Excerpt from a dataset
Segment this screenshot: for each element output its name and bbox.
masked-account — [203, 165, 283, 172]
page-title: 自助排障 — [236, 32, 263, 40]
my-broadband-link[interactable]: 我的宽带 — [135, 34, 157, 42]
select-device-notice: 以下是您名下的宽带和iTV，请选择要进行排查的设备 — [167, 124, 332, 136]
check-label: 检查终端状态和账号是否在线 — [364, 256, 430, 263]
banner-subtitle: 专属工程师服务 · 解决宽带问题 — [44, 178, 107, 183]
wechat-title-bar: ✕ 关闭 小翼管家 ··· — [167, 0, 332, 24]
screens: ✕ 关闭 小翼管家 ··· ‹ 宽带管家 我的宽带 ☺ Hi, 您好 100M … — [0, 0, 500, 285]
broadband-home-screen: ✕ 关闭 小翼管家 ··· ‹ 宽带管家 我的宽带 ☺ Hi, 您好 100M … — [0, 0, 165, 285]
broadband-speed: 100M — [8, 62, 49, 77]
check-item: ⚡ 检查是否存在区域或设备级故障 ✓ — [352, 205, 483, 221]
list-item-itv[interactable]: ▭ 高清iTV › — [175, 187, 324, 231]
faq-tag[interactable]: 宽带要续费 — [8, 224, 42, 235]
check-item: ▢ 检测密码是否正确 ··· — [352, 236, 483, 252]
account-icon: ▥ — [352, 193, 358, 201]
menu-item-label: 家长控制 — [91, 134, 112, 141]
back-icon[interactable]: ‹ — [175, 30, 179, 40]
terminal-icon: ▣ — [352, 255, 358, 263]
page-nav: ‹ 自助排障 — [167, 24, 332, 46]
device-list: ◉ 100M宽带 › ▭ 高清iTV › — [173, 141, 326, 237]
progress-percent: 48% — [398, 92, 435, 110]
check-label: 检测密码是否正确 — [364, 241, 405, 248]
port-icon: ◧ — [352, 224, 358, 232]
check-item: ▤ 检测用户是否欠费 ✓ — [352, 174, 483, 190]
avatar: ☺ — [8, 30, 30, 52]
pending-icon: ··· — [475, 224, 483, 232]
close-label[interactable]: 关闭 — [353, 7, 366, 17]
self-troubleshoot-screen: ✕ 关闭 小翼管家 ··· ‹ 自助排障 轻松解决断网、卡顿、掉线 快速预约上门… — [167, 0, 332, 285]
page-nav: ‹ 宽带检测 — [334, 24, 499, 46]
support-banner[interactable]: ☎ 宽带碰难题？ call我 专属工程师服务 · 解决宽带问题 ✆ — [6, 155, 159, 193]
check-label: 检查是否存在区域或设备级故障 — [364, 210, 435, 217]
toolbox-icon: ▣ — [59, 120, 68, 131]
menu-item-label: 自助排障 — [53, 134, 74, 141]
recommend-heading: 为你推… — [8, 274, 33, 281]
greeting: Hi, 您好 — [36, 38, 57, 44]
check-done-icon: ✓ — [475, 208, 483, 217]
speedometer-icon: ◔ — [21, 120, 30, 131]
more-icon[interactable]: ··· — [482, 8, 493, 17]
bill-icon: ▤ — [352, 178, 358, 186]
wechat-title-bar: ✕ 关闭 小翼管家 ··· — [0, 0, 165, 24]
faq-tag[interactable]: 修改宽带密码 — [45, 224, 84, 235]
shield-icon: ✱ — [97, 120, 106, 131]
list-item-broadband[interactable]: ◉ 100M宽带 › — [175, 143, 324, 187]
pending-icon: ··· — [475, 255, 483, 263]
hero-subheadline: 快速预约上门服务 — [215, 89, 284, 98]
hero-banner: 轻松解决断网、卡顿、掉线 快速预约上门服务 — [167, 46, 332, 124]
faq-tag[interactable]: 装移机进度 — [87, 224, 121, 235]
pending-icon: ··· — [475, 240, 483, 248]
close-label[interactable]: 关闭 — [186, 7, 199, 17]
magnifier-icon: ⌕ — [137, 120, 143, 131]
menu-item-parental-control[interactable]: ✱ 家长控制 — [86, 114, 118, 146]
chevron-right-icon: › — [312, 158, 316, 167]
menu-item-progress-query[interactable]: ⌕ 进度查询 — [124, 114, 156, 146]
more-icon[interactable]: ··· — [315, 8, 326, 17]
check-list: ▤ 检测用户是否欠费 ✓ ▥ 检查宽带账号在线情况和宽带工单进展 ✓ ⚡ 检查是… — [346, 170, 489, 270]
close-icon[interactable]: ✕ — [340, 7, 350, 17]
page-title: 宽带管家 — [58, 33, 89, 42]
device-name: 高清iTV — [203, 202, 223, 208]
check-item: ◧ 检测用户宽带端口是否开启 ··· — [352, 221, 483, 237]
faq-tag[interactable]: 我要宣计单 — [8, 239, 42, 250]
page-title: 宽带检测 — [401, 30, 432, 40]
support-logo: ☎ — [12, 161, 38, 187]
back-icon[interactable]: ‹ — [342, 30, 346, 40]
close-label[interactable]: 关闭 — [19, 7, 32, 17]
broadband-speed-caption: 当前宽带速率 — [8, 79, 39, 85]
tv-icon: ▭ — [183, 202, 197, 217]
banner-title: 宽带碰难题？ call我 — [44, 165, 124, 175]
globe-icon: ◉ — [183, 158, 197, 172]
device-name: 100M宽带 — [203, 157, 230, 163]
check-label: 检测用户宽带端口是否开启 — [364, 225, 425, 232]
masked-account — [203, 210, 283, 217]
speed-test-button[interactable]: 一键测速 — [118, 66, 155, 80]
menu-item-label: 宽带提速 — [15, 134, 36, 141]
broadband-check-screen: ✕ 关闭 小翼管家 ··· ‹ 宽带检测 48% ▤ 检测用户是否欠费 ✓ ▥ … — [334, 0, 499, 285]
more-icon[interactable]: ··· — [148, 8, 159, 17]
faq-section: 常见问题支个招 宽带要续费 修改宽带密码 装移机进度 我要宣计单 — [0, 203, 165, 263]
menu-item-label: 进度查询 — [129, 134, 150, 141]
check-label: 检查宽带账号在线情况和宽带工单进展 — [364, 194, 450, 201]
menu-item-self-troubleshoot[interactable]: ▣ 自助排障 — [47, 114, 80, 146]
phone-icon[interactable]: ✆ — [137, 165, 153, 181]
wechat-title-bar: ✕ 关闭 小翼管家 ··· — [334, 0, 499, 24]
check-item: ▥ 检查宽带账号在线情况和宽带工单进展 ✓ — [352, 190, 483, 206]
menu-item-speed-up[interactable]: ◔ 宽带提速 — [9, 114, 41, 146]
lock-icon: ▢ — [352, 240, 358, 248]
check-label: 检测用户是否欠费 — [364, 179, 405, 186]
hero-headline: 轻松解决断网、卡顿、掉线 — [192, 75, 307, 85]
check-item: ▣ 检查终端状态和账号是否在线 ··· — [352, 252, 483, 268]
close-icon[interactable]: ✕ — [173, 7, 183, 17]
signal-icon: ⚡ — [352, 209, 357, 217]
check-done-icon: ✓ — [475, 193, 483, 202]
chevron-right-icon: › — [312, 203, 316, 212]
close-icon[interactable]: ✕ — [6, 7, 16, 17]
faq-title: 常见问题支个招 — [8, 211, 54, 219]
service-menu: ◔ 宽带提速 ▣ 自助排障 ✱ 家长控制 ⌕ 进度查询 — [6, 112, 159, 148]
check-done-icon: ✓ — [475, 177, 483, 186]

▸ **Exercise brief**: Reproduce the listing, substituting "diagnostic-item" for every occurrence of "check-item" and leaving all other text unchanged.

▸ **Expected output**:
Segment this screenshot: for each element output its name and bbox.
masked-account — [203, 165, 283, 172]
page-title: 自助排障 — [236, 32, 263, 40]
my-broadband-link[interactable]: 我的宽带 — [135, 34, 157, 42]
select-device-notice: 以下是您名下的宽带和iTV，请选择要进行排查的设备 — [167, 124, 332, 136]
check-label: 检查终端状态和账号是否在线 — [364, 256, 430, 263]
banner-subtitle: 专属工程师服务 · 解决宽带问题 — [44, 178, 107, 183]
wechat-title-bar: ✕ 关闭 小翼管家 ··· — [167, 0, 332, 24]
screens: ✕ 关闭 小翼管家 ··· ‹ 宽带管家 我的宽带 ☺ Hi, 您好 100M … — [0, 0, 500, 285]
broadband-home-screen: ✕ 关闭 小翼管家 ··· ‹ 宽带管家 我的宽带 ☺ Hi, 您好 100M … — [0, 0, 165, 285]
broadband-speed: 100M — [8, 62, 49, 77]
diagnostic-item: ⚡ 检查是否存在区域或设备级故障 ✓ — [352, 205, 483, 221]
list-item-itv[interactable]: ▭ 高清iTV › — [175, 187, 324, 231]
faq-tag[interactable]: 宽带要续费 — [8, 224, 42, 235]
diagnostic-item: ▢ 检测密码是否正确 ··· — [352, 236, 483, 252]
account-icon: ▥ — [352, 193, 358, 201]
menu-item-label: 家长控制 — [91, 134, 112, 141]
back-icon[interactable]: ‹ — [175, 30, 179, 40]
terminal-icon: ▣ — [352, 255, 358, 263]
page-nav: ‹ 自助排障 — [167, 24, 332, 46]
device-list: ◉ 100M宽带 › ▭ 高清iTV › — [173, 141, 326, 237]
progress-percent: 48% — [398, 92, 435, 110]
check-label: 检测密码是否正确 — [364, 241, 405, 248]
port-icon: ◧ — [352, 224, 358, 232]
diagnostic-item: ▤ 检测用户是否欠费 ✓ — [352, 174, 483, 190]
avatar: ☺ — [8, 30, 30, 52]
pending-icon: ··· — [475, 224, 483, 232]
close-label[interactable]: 关闭 — [353, 7, 366, 17]
self-troubleshoot-screen: ✕ 关闭 小翼管家 ··· ‹ 自助排障 轻松解决断网、卡顿、掉线 快速预约上门… — [167, 0, 332, 285]
page-nav: ‹ 宽带检测 — [334, 24, 499, 46]
support-banner[interactable]: ☎ 宽带碰难题？ call我 专属工程师服务 · 解决宽带问题 ✆ — [6, 155, 159, 193]
check-label: 检查是否存在区域或设备级故障 — [364, 210, 435, 217]
toolbox-icon: ▣ — [59, 120, 68, 131]
menu-item-label: 自助排障 — [53, 134, 74, 141]
recommend-heading: 为你推… — [8, 274, 33, 281]
greeting: Hi, 您好 — [36, 38, 57, 44]
check-done-icon: ✓ — [475, 208, 483, 217]
speedometer-icon: ◔ — [21, 120, 30, 131]
more-icon[interactable]: ··· — [482, 8, 493, 17]
bill-icon: ▤ — [352, 178, 358, 186]
wechat-title-bar: ✕ 关闭 小翼管家 ··· — [0, 0, 165, 24]
faq-tag[interactable]: 修改宽带密码 — [45, 224, 84, 235]
shield-icon: ✱ — [97, 120, 106, 131]
list-item-broadband[interactable]: ◉ 100M宽带 › — [175, 143, 324, 187]
pending-icon: ··· — [475, 255, 483, 263]
hero-subheadline: 快速预约上门服务 — [215, 89, 284, 98]
hero-banner: 轻松解决断网、卡顿、掉线 快速预约上门服务 — [167, 46, 332, 124]
faq-tag[interactable]: 装移机进度 — [87, 224, 121, 235]
pending-icon: ··· — [475, 240, 483, 248]
close-label[interactable]: 关闭 — [186, 7, 199, 17]
magnifier-icon: ⌕ — [137, 120, 143, 131]
menu-item-parental-control[interactable]: ✱ 家长控制 — [86, 114, 118, 146]
chevron-right-icon: › — [312, 158, 316, 167]
menu-item-progress-query[interactable]: ⌕ 进度查询 — [124, 114, 156, 146]
more-icon[interactable]: ··· — [315, 8, 326, 17]
check-list: ▤ 检测用户是否欠费 ✓ ▥ 检查宽带账号在线情况和宽带工单进展 ✓ ⚡ 检查是… — [346, 170, 489, 270]
close-icon[interactable]: ✕ — [340, 7, 350, 17]
page-title: 宽带管家 — [58, 33, 89, 42]
device-name: 高清iTV — [203, 202, 223, 208]
diagnostic-item: ◧ 检测用户宽带端口是否开启 ··· — [352, 221, 483, 237]
faq-tag[interactable]: 我要宣计单 — [8, 239, 42, 250]
page-title: 宽带检测 — [401, 30, 432, 40]
support-logo: ☎ — [12, 161, 38, 187]
back-icon[interactable]: ‹ — [342, 30, 346, 40]
close-label[interactable]: 关闭 — [19, 7, 32, 17]
broadband-speed-caption: 当前宽带速率 — [8, 79, 39, 85]
tv-icon: ▭ — [183, 202, 197, 217]
banner-title: 宽带碰难题？ call我 — [44, 165, 124, 175]
globe-icon: ◉ — [183, 158, 197, 172]
device-name: 100M宽带 — [203, 157, 230, 163]
check-label: 检测用户宽带端口是否开启 — [364, 225, 425, 232]
masked-account — [203, 210, 283, 217]
speed-test-button[interactable]: 一键测速 — [118, 66, 155, 80]
menu-item-label: 宽带提速 — [15, 134, 36, 141]
broadband-check-screen: ✕ 关闭 小翼管家 ··· ‹ 宽带检测 48% ▤ 检测用户是否欠费 ✓ ▥ … — [334, 0, 499, 285]
more-icon[interactable]: ··· — [148, 8, 159, 17]
faq-section: 常见问题支个招 宽带要续费 修改宽带密码 装移机进度 我要宣计单 — [0, 203, 165, 263]
menu-item-label: 进度查询 — [129, 134, 150, 141]
check-label: 检查宽带账号在线情况和宽带工单进展 — [364, 194, 450, 201]
menu-item-self-troubleshoot[interactable]: ▣ 自助排障 — [47, 114, 80, 146]
phone-icon[interactable]: ✆ — [137, 165, 153, 181]
wechat-title-bar: ✕ 关闭 小翼管家 ··· — [334, 0, 499, 24]
diagnostic-item: ▥ 检查宽带账号在线情况和宽带工单进展 ✓ — [352, 190, 483, 206]
menu-item-speed-up[interactable]: ◔ 宽带提速 — [9, 114, 41, 146]
lock-icon: ▢ — [352, 240, 358, 248]
check-label: 检测用户是否欠费 — [364, 179, 405, 186]
hero-headline: 轻松解决断网、卡顿、掉线 — [192, 75, 307, 85]
diagnostic-item: ▣ 检查终端状态和账号是否在线 ··· — [352, 252, 483, 268]
close-icon[interactable]: ✕ — [173, 7, 183, 17]
signal-icon: ⚡ — [352, 209, 357, 217]
check-done-icon: ✓ — [475, 193, 483, 202]
chevron-right-icon: › — [312, 203, 316, 212]
close-icon[interactable]: ✕ — [6, 7, 16, 17]
faq-title: 常见问题支个招 — [8, 211, 54, 219]
service-menu: ◔ 宽带提速 ▣ 自助排障 ✱ 家长控制 ⌕ 进度查询 — [6, 112, 159, 148]
check-done-icon: ✓ — [475, 177, 483, 186]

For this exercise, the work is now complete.